**Material for this exercise:**
_ _ _ _
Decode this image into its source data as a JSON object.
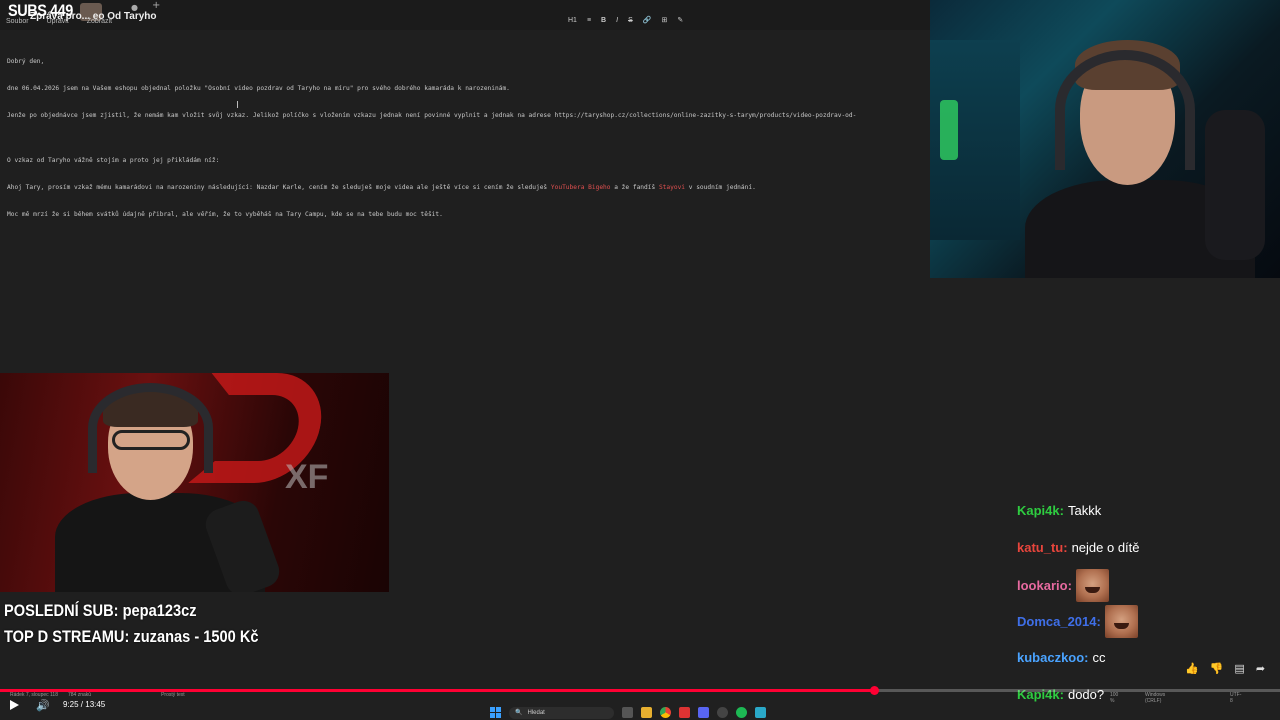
{
  "stream": {
    "subs_counter": "SUBS 449",
    "last_sub": "POSLEDNÍ SUB: pepa123cz",
    "top_donation": "TOP D STREAMU: zuzanas - 1500 Kč"
  },
  "editor": {
    "tab_title": "Zpráva pro... eo Od Taryho",
    "menu": [
      "Soubor",
      "Upravit",
      "Zobrazit"
    ],
    "toolbar": [
      "H1",
      "≡",
      "B",
      "I",
      "S",
      "🔗",
      "⊞",
      "✎"
    ],
    "lines": [
      "Dobrý den,",
      "dne 06.04.2026 jsem na Vašem eshopu objednal položku \"Osobní video pozdrav od Taryho na míru\" pro svého dobrého kamaráda k narozeninám.",
      "Jenže po objednávce jsem zjistil, že nemám kam vložit svůj vzkaz. Jelikož políčko s vložením vzkazu jednak není povinné vyplnit a jednak na adrese https://taryshop.cz/collections/online-zazitky-s-tarym/products/video-pozdrav-od-",
      "",
      "O vzkaz od Taryho vážně stojím a proto jej přikládám níž:"
    ],
    "line_red_1_pre": "Ahoj Tary, prosím vzkaž mému kamarádovi na narozeniny následující: Nazdar Karle, cením že sleduješ moje videa ale ještě více si cením že sleduješ ",
    "line_red_1_red1": "YouTubera Bigeho",
    "line_red_1_mid": " a že fandíš ",
    "line_red_1_red2": "Stayovi",
    "line_red_1_post": " v soudním jednání.",
    "line_last": "Moc mě mrzí že si během svátků údajně přibral, ale věřím, že to vyběháš na Tary Campu, kde se na tebe budu moc těšit."
  },
  "chat": {
    "messages": [
      {
        "user": "Kapi4k:",
        "color": "#2ecc40",
        "text": "Takkk",
        "emote": false
      },
      {
        "user": "katu_tu:",
        "color": "#e8453c",
        "text": "nejde o dítě",
        "emote": false
      },
      {
        "user": "lookario:",
        "color": "#e86aa0",
        "text": "",
        "emote": true
      },
      {
        "user": "Domca_2014:",
        "color": "#3f6fe8",
        "text": "",
        "emote": true
      },
      {
        "user": "kubaczkoo:",
        "color": "#4aa3ff",
        "text": "cc",
        "emote": false
      },
      {
        "user": "Kapi4k:",
        "color": "#2ecc40",
        "text": "dodo?",
        "emote": false
      }
    ]
  },
  "player": {
    "time": "9:25 / 13:45",
    "progress": 0.683
  },
  "statusbar": {
    "position": "Řádek 7, sloupec 118",
    "chars": "784 znaků",
    "format": "Prostý text",
    "zoom": "100 %",
    "eol": "Windows (CRLF)",
    "encoding": "UTF-8"
  },
  "taskbar": {
    "search_label": "Hledat"
  },
  "colors": {
    "accent_red": "#ff0033",
    "editor_bg": "#1f1f1f"
  }
}
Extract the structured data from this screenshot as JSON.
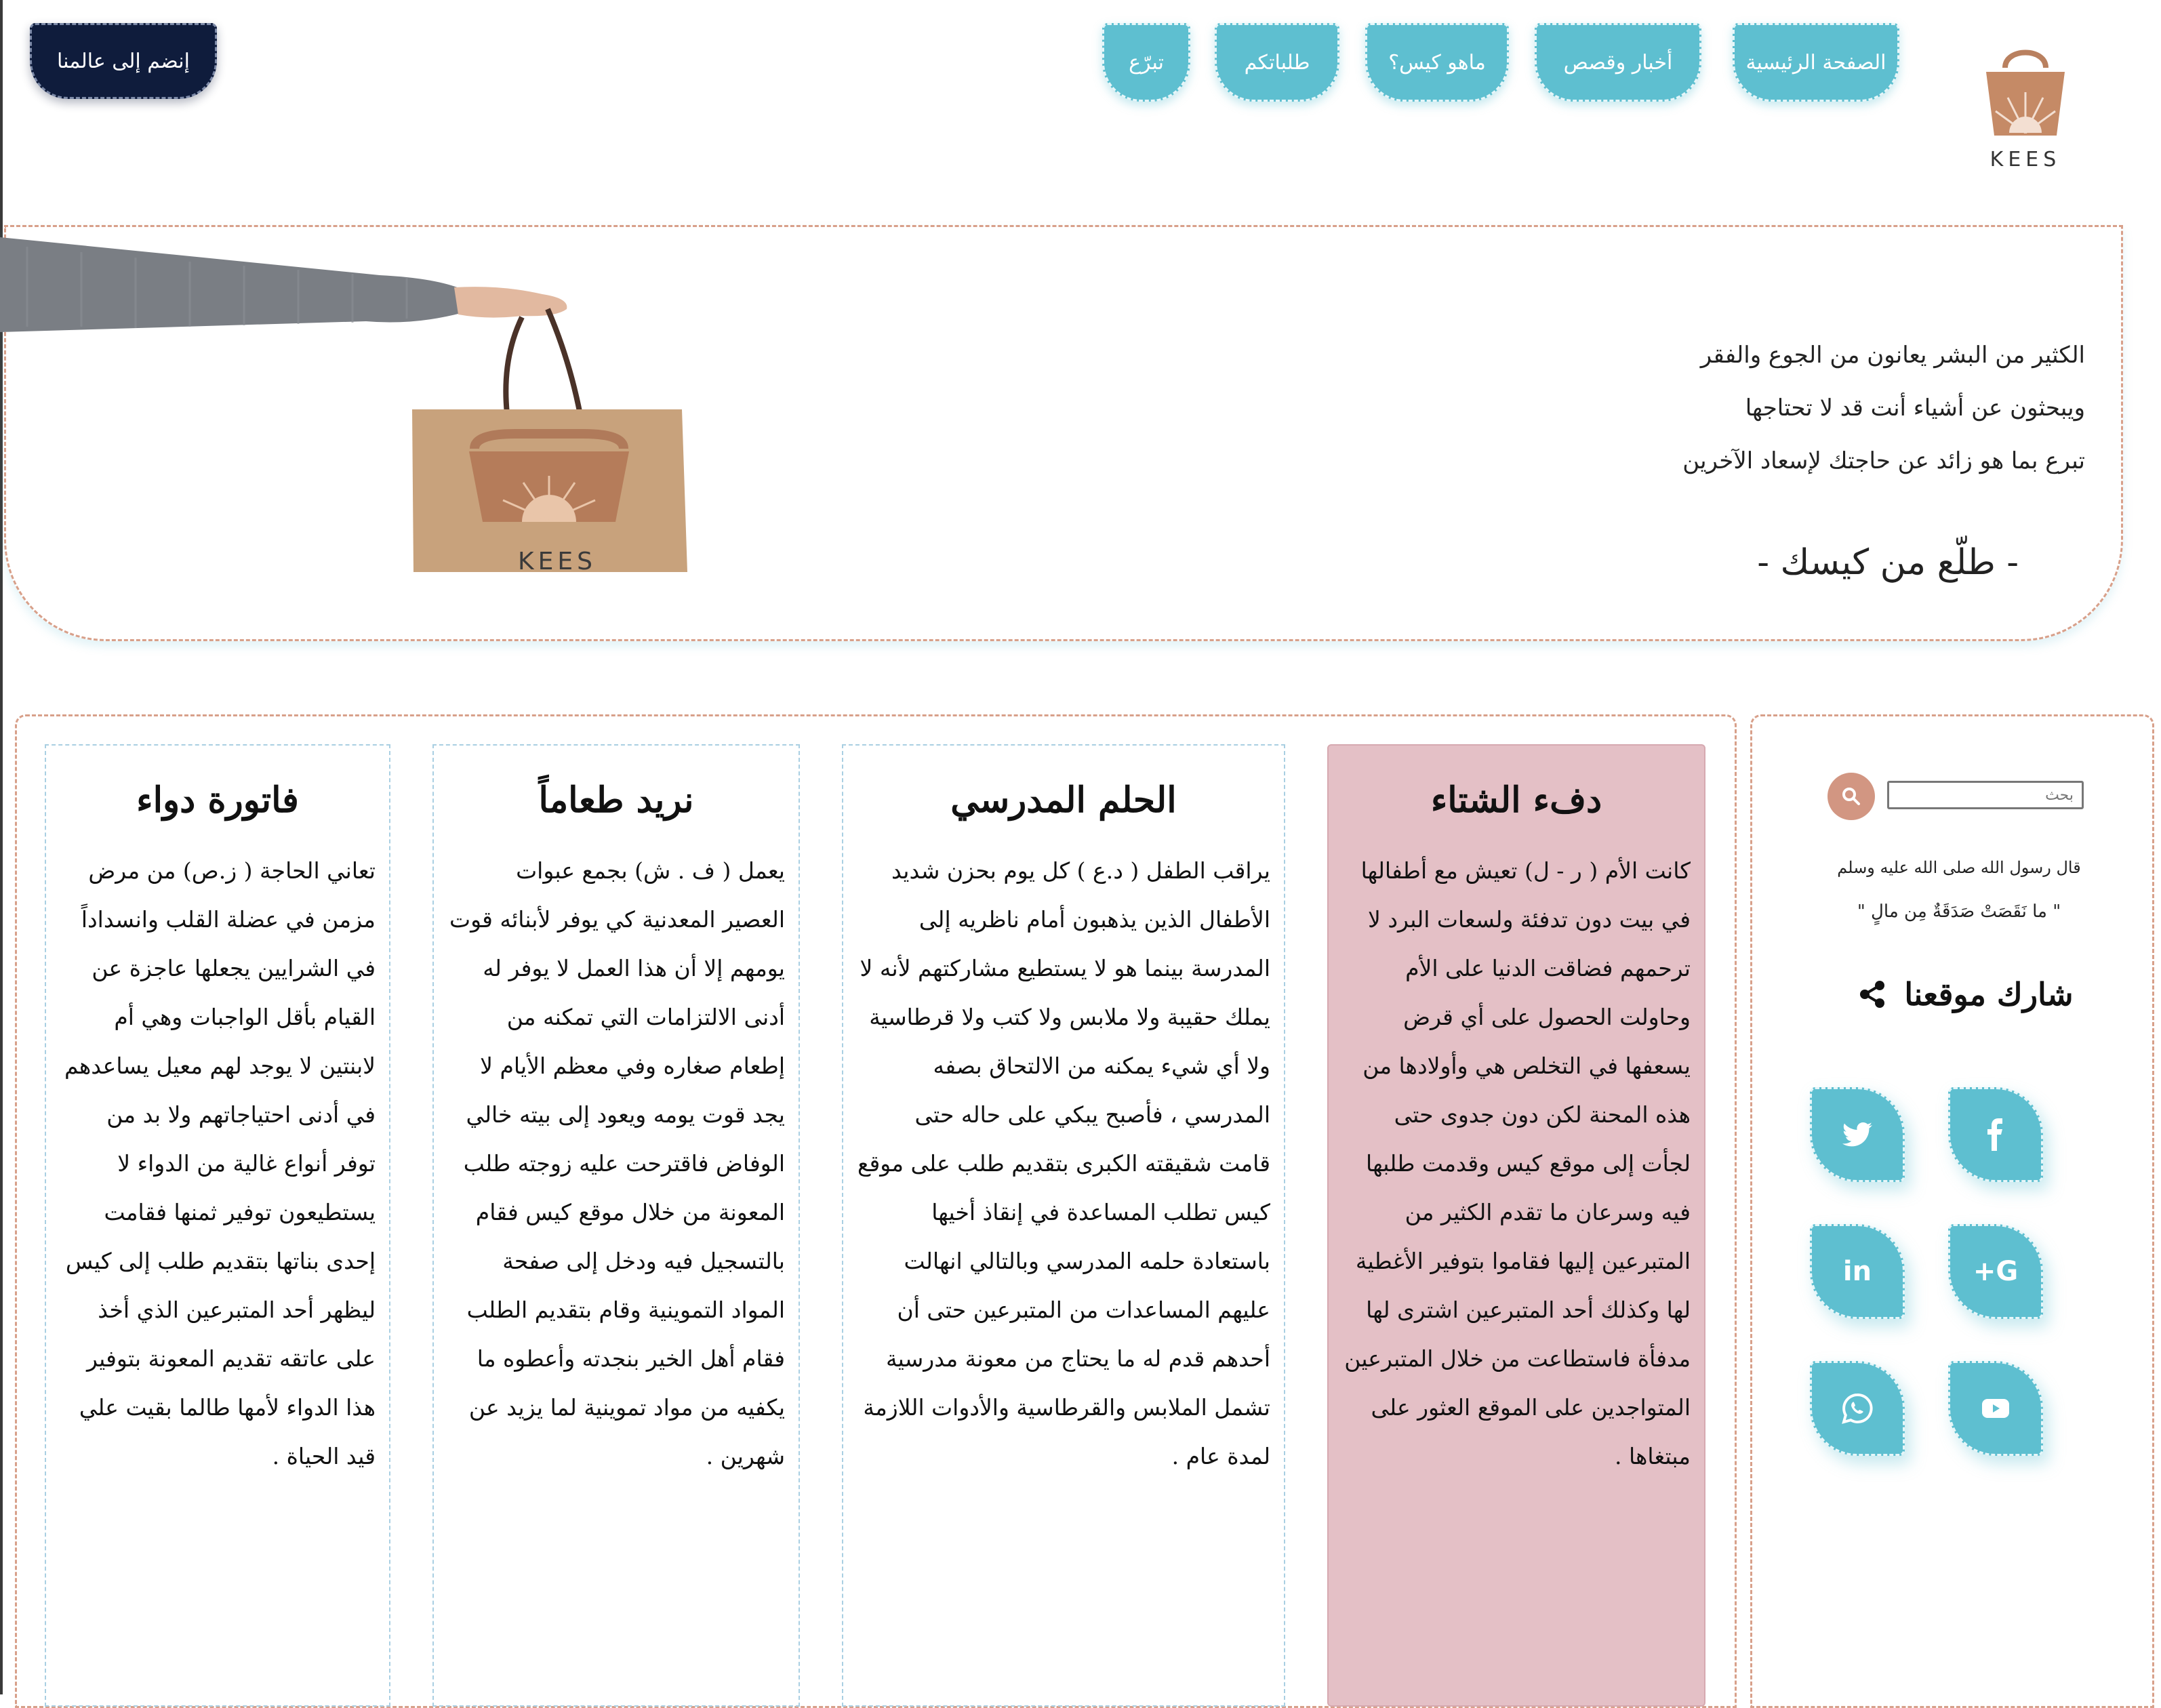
{
  "brand": {
    "logo_text": "KEES"
  },
  "nav": {
    "items": [
      {
        "label": "الصفحة الرئيسية"
      },
      {
        "label": "أخبار وقصص"
      },
      {
        "label": "ماهو كيس؟"
      },
      {
        "label": "طلباتكم"
      },
      {
        "label": "تبرّع"
      }
    ],
    "join_label": "إنضم إلى عالمنا"
  },
  "hero": {
    "lines": [
      "الكثير من البشر يعانون من الجوع والفقر",
      "ويبحثون عن أشياء أنت قد لا تحتاجها",
      "تبرع بما هو زائد عن حاجتك لإسعاد الآخرين"
    ],
    "signature": "- طلّع من كيسك -",
    "bag_text": "KEES"
  },
  "stories": [
    {
      "title": "دفء الشتاء",
      "body": "كانت الأم ( ر - ل) تعيش مع أطفالها في بيت دون تدفئة ولسعات البرد لا ترحمهم فضاقت الدنيا على الأم وحاولت الحصول على أي قرض يسعفها في التخلص هي وأولادها من هذه المحنة لكن دون جدوى حتى لجأت إلى موقع كيس وقدمت طلبها فيه وسرعان ما تقدم الكثير من المتبرعين إليها فقاموا بتوفير الأغطية لها وكذلك أحد المتبرعين اشترى لها مدفأة فاستطاعت من خلال المتبرعين المتواجدين على الموقع العثور على مبتغاها ."
    },
    {
      "title": "الحلم المدرسي",
      "body": "يراقب الطفل ( د.ع ) كل يوم بحزن شديد الأطفال الذين يذهبون أمام ناظريه إلى المدرسة بينما هو لا يستطيع مشاركتهم لأنه لا يملك حقيبة ولا ملابس ولا كتب ولا قرطاسية ولا أي شيء يمكنه من الالتحاق بصفه المدرسي ، فأصبح يبكي على حاله حتى قامت شقيقته الكبرى بتقديم طلب على موقع كيس تطلب المساعدة في إنقاذ أخيها باستعادة حلمه المدرسي وبالتالي انهالت عليهم المساعدات من المتبرعين حتى أن أحدهم قدم له ما يحتاج من معونة مدرسية تشمل الملابس والقرطاسية والأدوات اللازمة لمدة عام ."
    },
    {
      "title": "نريد طعاماً",
      "body": "يعمل ( ف . ش) بجمع عبوات العصير المعدنية كي يوفر لأبنائه قوت يومهم إلا أن هذا العمل لا يوفر له أدنى الالتزامات التي تمكنه من إطعام صغاره وفي معظم الأيام لا يجد قوت يومه ويعود إلى بيته خالي الوفاض فاقترحت عليه زوجته طلب المعونة من خلال موقع كيس فقام بالتسجيل فيه ودخل إلى صفحة المواد التموينية وقام بتقديم الطلب فقام أهل الخير بنجدته وأعطوه ما يكفيه من مواد تموينية لما يزيد عن شهرين ."
    },
    {
      "title": "فاتورة دواء",
      "body": "تعاني الحاجة ( ز.ص) من مرض مزمن في عضلة القلب وانسداداً في الشرايين يجعلها عاجزة عن القيام بأقل الواجبات وهي أم لابنتين لا يوجد لهم معيل يساعدهم في أدنى احتياجاتهم ولا بد من توفر أنواع غالية من الدواء لا يستطيعون توفير ثمنها فقامت إحدى بناتها بتقديم طلب إلى كيس ليظهر أحد المتبرعين الذي أخذ على عاتقه تقديم المعونة بتوفير هذا الدواء لأمها طالما بقيت علي قيد الحياة ."
    }
  ],
  "sidebar": {
    "search_placeholder": "بحث",
    "hadith_intro": "قال رسول الله صلى الله عليه وسلم",
    "hadith_text": "\" ما نَقَصَتْ صَدَقَةٌ مِن مالٍ \"",
    "share_title": "شارك موقعنا",
    "social": [
      {
        "icon": "facebook-icon"
      },
      {
        "icon": "twitter-icon"
      },
      {
        "icon": "google-plus-icon",
        "label": "G+"
      },
      {
        "icon": "linkedin-icon",
        "label": "in"
      },
      {
        "icon": "youtube-icon"
      },
      {
        "icon": "whatsapp-icon"
      }
    ]
  },
  "colors": {
    "nav_teal": "#5ebfd0",
    "join_navy": "#0f1c3c",
    "accent_brown": "#d29682",
    "highlight_pink": "#e4c0c6",
    "border_dashed": "#d8a08a"
  }
}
_ _ _ _
**Task instructions:** Gather and return every line that holds the string "أدنى".

**Task result:**
      "body": "يعمل ( ف . ش) بجمع عبوات العصير المعدنية كي يوفر لأبنائه قوت يومهم إلا أن هذا العمل لا يوفر له أدنى الالتزامات التي تمكنه من إطعام صغاره وفي معظم الأيام لا يجد قوت يومه ويعود إلى بيته خالي الوفاض فاقترحت عليه زوجته طلب المعونة من خلال موقع كيس فقام بالتسجيل فيه ودخل إلى صفحة المواد التموينية وقام بتقديم الطلب فقام أهل الخير بنجدته وأعطوه ما يكفيه من مواد تموينية لما يزيد عن شهرين ."
      "body": "تعاني الحاجة ( ز.ص) من مرض مزمن في عضلة القلب وانسداداً في الشرايين يجعلها عاجزة عن القيام بأقل الواجبات وهي أم لابنتين لا يوجد لهم معيل يساعدهم في أدنى احتياجاتهم ولا بد من توفر أنواع غالية من الدواء لا يستطيعون توفير ثمنها فقامت إحدى بناتها بتقديم طلب إلى كيس ليظهر أحد المتبرعين الذي أخذ على عاتقه تقديم المعونة بتوفير هذا الدواء لأمها طالما بقيت علي قيد الحياة ."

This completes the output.